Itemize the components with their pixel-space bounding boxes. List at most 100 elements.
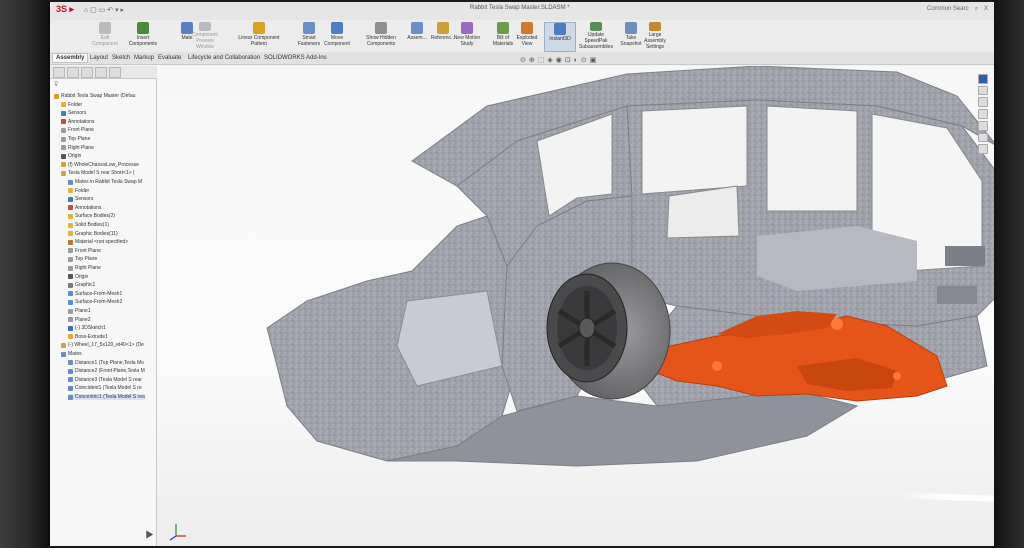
annotation-icon xyxy=(61,119,66,125)
quick-access-icons[interactable]: ⌂ ▢ ▭ ↶ ▾ ▸ xyxy=(84,6,124,14)
model-view[interactable] xyxy=(157,65,994,546)
tree-item[interactable]: Front Plane xyxy=(68,248,101,254)
ribbon-label: Edit Component xyxy=(92,35,118,47)
tree-item[interactable]: Plane2 xyxy=(68,317,91,323)
monitor-bezel-left xyxy=(0,0,48,548)
tree-item[interactable]: (-) Wheel_17_5x120_et40<1> (De xyxy=(61,342,144,348)
feature-manager-tabs xyxy=(50,66,159,79)
tree-item[interactable]: Sensors xyxy=(68,196,93,202)
tree-item[interactable]: Origin xyxy=(61,153,81,159)
forum-icon[interactable] xyxy=(978,144,988,155)
ribbon-button-component-preview-window[interactable]: Component Preview Window xyxy=(190,22,220,50)
tab-lifecycle-and-collaboration[interactable]: Lifecycle and Collaboration xyxy=(184,53,264,63)
tree-item[interactable]: Surface Bodies(2) xyxy=(68,213,115,219)
ribbon-icon xyxy=(375,22,387,34)
ribbon-button-instant3d[interactable]: Instant3D xyxy=(544,22,576,52)
ribbon-button-update-speedpak-subassemblies[interactable]: Update SpeedPak Subassemblies xyxy=(576,22,616,50)
ribbon-button-edit-component[interactable]: Edit Component xyxy=(90,22,120,50)
tab-dimxpert[interactable] xyxy=(95,67,107,78)
search-icon[interactable]: ⌕ xyxy=(975,6,978,13)
tree-item[interactable]: Right Plane xyxy=(68,265,101,271)
tree-item[interactable]: Annotations xyxy=(68,205,101,211)
tree-item[interactable]: Material <not specified> xyxy=(68,239,128,245)
tree-item[interactable]: Folder xyxy=(68,188,89,194)
filter-icon[interactable]: ⊽ xyxy=(54,81,58,88)
feature-icon xyxy=(68,334,73,340)
tree-item[interactable]: Surface-From-Mesh2 xyxy=(68,299,122,305)
ribbon-label: Insert Components xyxy=(128,35,158,47)
tab-property-manager[interactable] xyxy=(67,67,79,78)
ribbon-button-insert-components[interactable]: Insert Components xyxy=(128,22,158,50)
tab-evaluate[interactable]: Evaluate xyxy=(154,53,185,63)
ribbon-button-linear-component-pattern[interactable]: Linear Component Pattern xyxy=(234,22,284,50)
tree-item[interactable]: Concentric1 (Tesla Model S rea xyxy=(68,394,145,400)
appearances-icon[interactable] xyxy=(978,120,988,131)
part-icon xyxy=(61,342,66,348)
tree-item-label: Annotations xyxy=(75,204,102,211)
tree-item[interactable]: Boss-Extrude1 xyxy=(68,334,108,340)
tree-item[interactable]: Right Plane xyxy=(61,145,94,151)
tree-item[interactable]: Distance3 (Tesla Model S rear xyxy=(68,377,142,383)
ribbon-button-new-motion-study[interactable]: New Motion Study xyxy=(452,22,482,50)
tree-item[interactable]: Plane1 xyxy=(68,308,91,314)
tree-item[interactable]: Graphic Bodies(11) xyxy=(68,231,118,237)
tree-item-label: Right Plane xyxy=(68,144,94,151)
tree-item-label: Surface-From-Mesh1 xyxy=(75,290,123,297)
ribbon-icon xyxy=(199,22,211,31)
tab-solidworks-add-ins[interactable]: SOLIDWORKS Add-Ins xyxy=(260,53,331,63)
sw-logo-icon[interactable]: 3S ▸ xyxy=(56,4,74,15)
design-library-icon[interactable] xyxy=(978,85,988,96)
tree-item-label: Distance2 (Front Plane,Tesla M xyxy=(75,368,145,375)
tree-item-label: Distance3 (Tesla Model S rear xyxy=(75,376,142,383)
tab-display-manager[interactable] xyxy=(109,67,121,78)
ribbon-button-move-component[interactable]: Move Component xyxy=(322,22,352,50)
tree-item-label: (-) 3DSketch1 xyxy=(75,325,106,332)
search-box[interactable]: Common Searc xyxy=(927,6,969,13)
tree-item[interactable]: Top Plane xyxy=(61,136,90,142)
tree-item[interactable]: Rabbit Tesla Swap Master (Defau xyxy=(54,93,135,99)
ribbon-button-show-hidden-components[interactable]: Show Hidden Components xyxy=(366,22,396,50)
tree-item[interactable]: Surface-From-Mesh1 xyxy=(68,291,122,297)
graphics-area[interactable] xyxy=(157,65,994,546)
tree-item[interactable]: Solid Bodies(1) xyxy=(68,222,109,228)
plane-icon xyxy=(68,308,73,314)
ribbon-button-exploded-view[interactable]: Exploded View xyxy=(512,22,542,50)
tree-item[interactable]: Mates xyxy=(61,351,82,357)
mate-icon xyxy=(61,351,66,357)
sketch-icon xyxy=(68,325,73,331)
folder-icon xyxy=(68,222,73,228)
sw-resources-icon[interactable] xyxy=(978,74,988,84)
custom-properties-icon[interactable] xyxy=(978,132,988,143)
tab-configuration-manager[interactable] xyxy=(81,67,93,78)
tree-item[interactable]: Tesla Model S rear Short<1> ( xyxy=(61,170,135,176)
assembly-icon xyxy=(54,93,59,99)
ribbon-icon xyxy=(137,22,149,34)
tab-feature-tree[interactable] xyxy=(53,67,65,78)
tree-item[interactable]: Distance2 (Front Plane,Tesla M xyxy=(68,368,145,374)
tree-item[interactable]: Graphic1 xyxy=(68,282,95,288)
file-explorer-icon[interactable] xyxy=(978,97,988,108)
tree-item[interactable]: Annotations xyxy=(61,119,94,125)
close-button[interactable]: X xyxy=(984,6,988,13)
ribbon-icon xyxy=(303,22,315,34)
tree-item[interactable]: Front Plane xyxy=(61,127,94,133)
tree-item[interactable]: Origin xyxy=(68,274,88,280)
tree-item[interactable]: Folder xyxy=(61,102,82,108)
heads-up-toolbar[interactable]: ⊙⊕⬚◈◉⊡◐⊙▣ xyxy=(520,56,599,64)
tree-item-label: Folder xyxy=(75,187,90,194)
solidworks-window: 3S ▸ ⌂ ▢ ▭ ↶ ▾ ▸ Rabbit Tesla Swap Maste… xyxy=(48,2,994,546)
tree-item[interactable]: Distance1 (Top Plane,Tesla Mo xyxy=(68,360,144,366)
tree-item[interactable]: (-) 3DSketch1 xyxy=(68,325,106,331)
ribbon-button-large-assembly-settings[interactable]: Large Assembly Settings xyxy=(640,22,670,50)
tree-item[interactable]: Top Plane xyxy=(68,256,97,262)
tree-item-label: Boss-Extrude1 xyxy=(75,333,108,340)
tab-assembly[interactable]: Assembly xyxy=(52,53,89,63)
view-palette-icon[interactable] xyxy=(978,109,988,119)
tree-item[interactable]: Sensors xyxy=(61,110,86,116)
tree-item[interactable]: Mates in Rabbit Tesla Swap M xyxy=(68,179,142,185)
ribbon-button-smart-fasteners[interactable]: Smart Fasteners xyxy=(294,22,324,50)
tree-item[interactable]: (f) WholeChassisLow_Processe xyxy=(61,162,139,168)
tree-item-label: Tesla Model S rear Short<1> ( xyxy=(68,170,135,177)
folder-icon xyxy=(68,213,73,219)
tree-item[interactable]: Coincident1 (Tesla Model S re xyxy=(68,385,142,391)
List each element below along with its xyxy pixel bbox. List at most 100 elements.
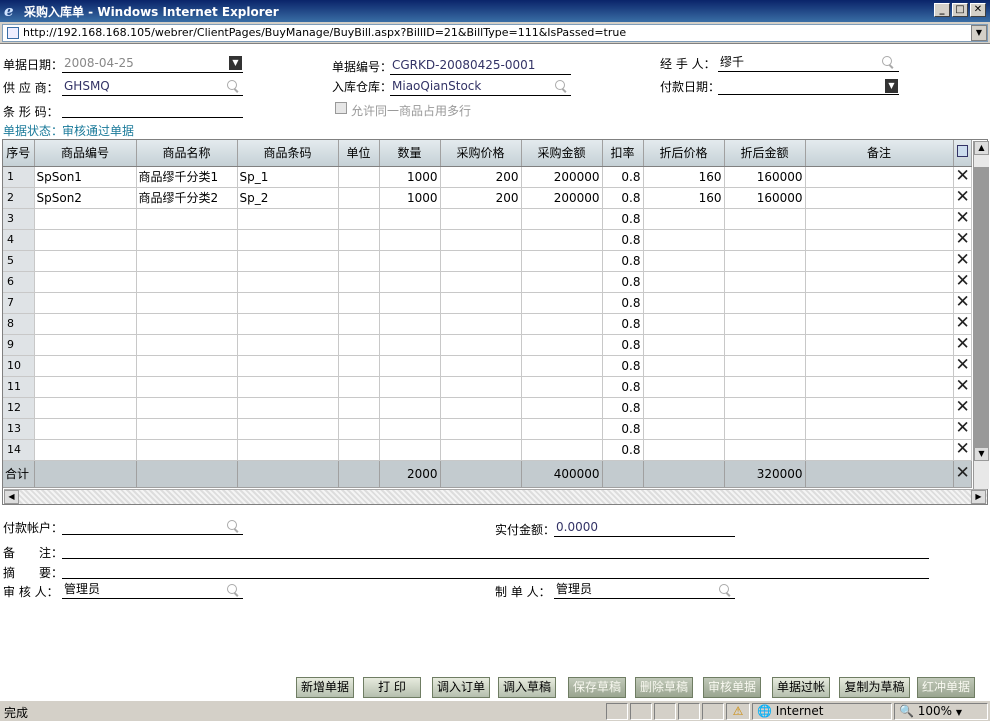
scroll-thumb[interactable] [974, 167, 989, 449]
table-cell[interactable] [237, 334, 339, 356]
handler-field[interactable]: 缪千 [718, 54, 899, 72]
table-row[interactable]: 3 0.8 ✕ [3, 208, 972, 230]
table-cell[interactable] [440, 313, 522, 335]
table-row[interactable]: 14 0.8 ✕ [3, 439, 972, 461]
address-input[interactable]: http://192.168.168.105/webrer/ClientPage… [2, 23, 988, 42]
auditor-field[interactable]: 管理员 [62, 581, 243, 599]
delete-row-icon[interactable]: ✕ [953, 334, 972, 356]
action-button-6[interactable]: 删除草稿 [635, 677, 693, 698]
table-cell[interactable] [136, 418, 238, 440]
table-cell[interactable] [338, 166, 380, 188]
table-cell[interactable] [724, 439, 806, 461]
table-cell[interactable] [724, 208, 806, 230]
table-cell[interactable] [724, 376, 806, 398]
table-cell[interactable] [521, 292, 603, 314]
table-cell[interactable] [805, 166, 954, 188]
table-row[interactable]: 9 0.8 ✕ [3, 334, 972, 356]
table-row[interactable]: 4 0.8 ✕ [3, 229, 972, 251]
table-cell[interactable]: 160000 [724, 166, 806, 188]
table-cell[interactable] [805, 376, 954, 398]
table-row[interactable]: 1 SpSon1 商品缪千分类1 Sp_1 1000 200 200000 0.8 160 160… [3, 166, 972, 188]
table-cell[interactable]: 商品缪千分类1 [136, 166, 238, 188]
delete-row-icon[interactable]: ✕ [953, 418, 972, 440]
table-cell[interactable]: 160 [643, 187, 725, 209]
table-cell[interactable]: 0.8 [602, 334, 644, 356]
table-cell[interactable]: 0.8 [602, 439, 644, 461]
table-cell[interactable] [440, 250, 522, 272]
table-cell[interactable] [338, 187, 380, 209]
account-search-icon[interactable] [227, 520, 239, 532]
table-cell[interactable]: SpSon2 [34, 187, 137, 209]
allow-multi-checkbox[interactable] [335, 102, 347, 114]
table-cell[interactable] [338, 355, 380, 377]
table-cell[interactable] [237, 208, 339, 230]
table-cell[interactable] [338, 208, 380, 230]
table-cell[interactable] [237, 271, 339, 293]
delete-row-icon[interactable]: ✕ [953, 250, 972, 272]
table-cell[interactable] [338, 229, 380, 251]
barcode-field[interactable] [62, 100, 243, 118]
table-cell[interactable] [521, 397, 603, 419]
table-cell[interactable] [643, 208, 725, 230]
table-cell[interactable] [805, 271, 954, 293]
table-cell[interactable] [34, 397, 137, 419]
table-cell[interactable] [136, 313, 238, 335]
table-cell[interactable] [521, 376, 603, 398]
table-cell[interactable] [34, 208, 137, 230]
table-cell[interactable] [521, 418, 603, 440]
table-cell[interactable]: 0.8 [602, 187, 644, 209]
table-cell[interactable]: Sp_2 [237, 187, 339, 209]
table-row[interactable]: 6 0.8 ✕ [3, 271, 972, 293]
security-icon[interactable]: ⚠ [726, 703, 750, 720]
table-cell[interactable] [237, 355, 339, 377]
delete-row-icon[interactable]: ✕ [953, 271, 972, 293]
table-cell[interactable] [643, 292, 725, 314]
delete-row-icon[interactable]: ✕ [953, 229, 972, 251]
scroll-right-icon[interactable]: ▶ [971, 490, 986, 504]
table-cell[interactable] [440, 271, 522, 293]
table-cell[interactable] [521, 439, 603, 461]
table-cell[interactable] [440, 334, 522, 356]
table-cell[interactable] [805, 355, 954, 377]
action-button-1[interactable]: 新增单据 [296, 677, 354, 698]
table-cell[interactable]: 0.8 [602, 397, 644, 419]
action-button-3[interactable]: 调入订单 [432, 677, 490, 698]
table-cell[interactable] [136, 292, 238, 314]
table-cell[interactable] [34, 355, 137, 377]
table-cell[interactable] [379, 418, 441, 440]
delete-row-icon[interactable]: ✕ [953, 187, 972, 209]
table-row[interactable]: 7 0.8 ✕ [3, 292, 972, 314]
warehouse-search-icon[interactable] [555, 80, 567, 92]
close-button[interactable]: ✕ [970, 3, 986, 17]
delete-row-icon[interactable]: ✕ [953, 313, 972, 335]
table-cell[interactable] [805, 397, 954, 419]
table-cell[interactable] [379, 229, 441, 251]
table-cell[interactable] [379, 292, 441, 314]
table-cell[interactable] [440, 229, 522, 251]
scroll-down-icon[interactable]: ▼ [974, 447, 989, 461]
action-button-7[interactable]: 审核单据 [703, 677, 761, 698]
table-cell[interactable] [34, 229, 137, 251]
action-button-9[interactable]: 复制为草稿 [839, 677, 910, 698]
grid-vertical-scrollbar[interactable]: ▲ ▼ [973, 141, 989, 489]
table-cell[interactable] [805, 313, 954, 335]
table-cell[interactable] [643, 397, 725, 419]
table-cell[interactable] [34, 250, 137, 272]
table-cell[interactable] [521, 229, 603, 251]
zoom-cell[interactable]: 🔍 100% ▼ [894, 703, 988, 720]
maker-search-icon[interactable] [719, 584, 731, 596]
table-cell[interactable] [521, 208, 603, 230]
table-cell[interactable] [643, 334, 725, 356]
table-cell[interactable] [34, 292, 137, 314]
table-cell[interactable]: 200 [440, 187, 522, 209]
table-cell[interactable] [379, 334, 441, 356]
table-cell[interactable] [521, 250, 603, 272]
table-cell[interactable] [136, 439, 238, 461]
table-row[interactable]: 8 0.8 ✕ [3, 313, 972, 335]
table-cell[interactable] [805, 250, 954, 272]
table-cell[interactable] [440, 292, 522, 314]
delete-row-icon[interactable]: ✕ [953, 166, 972, 188]
table-cell[interactable] [805, 229, 954, 251]
table-cell[interactable] [136, 271, 238, 293]
table-cell[interactable] [521, 313, 603, 335]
•••
▶ **Exercise aim**:
Repeat the lines of the records from the one containing "annotation-icon xyxy=(61,119,66,125)" through the one containing "monitor-bezel-left xyxy=(0,0,48,548)", inclusive.

▶ **Response below**:
annotation-icon xyxy=(61,119,66,125)
quick-access-icons[interactable]: ⌂ ▢ ▭ ↶ ▾ ▸ xyxy=(84,6,124,14)
model-view[interactable] xyxy=(157,65,994,546)
tree-item[interactable]: Front Plane xyxy=(68,248,101,254)
ribbon-label: Edit Component xyxy=(92,35,118,47)
tree-item[interactable]: Plane2 xyxy=(68,317,91,323)
monitor-bezel-left xyxy=(0,0,48,548)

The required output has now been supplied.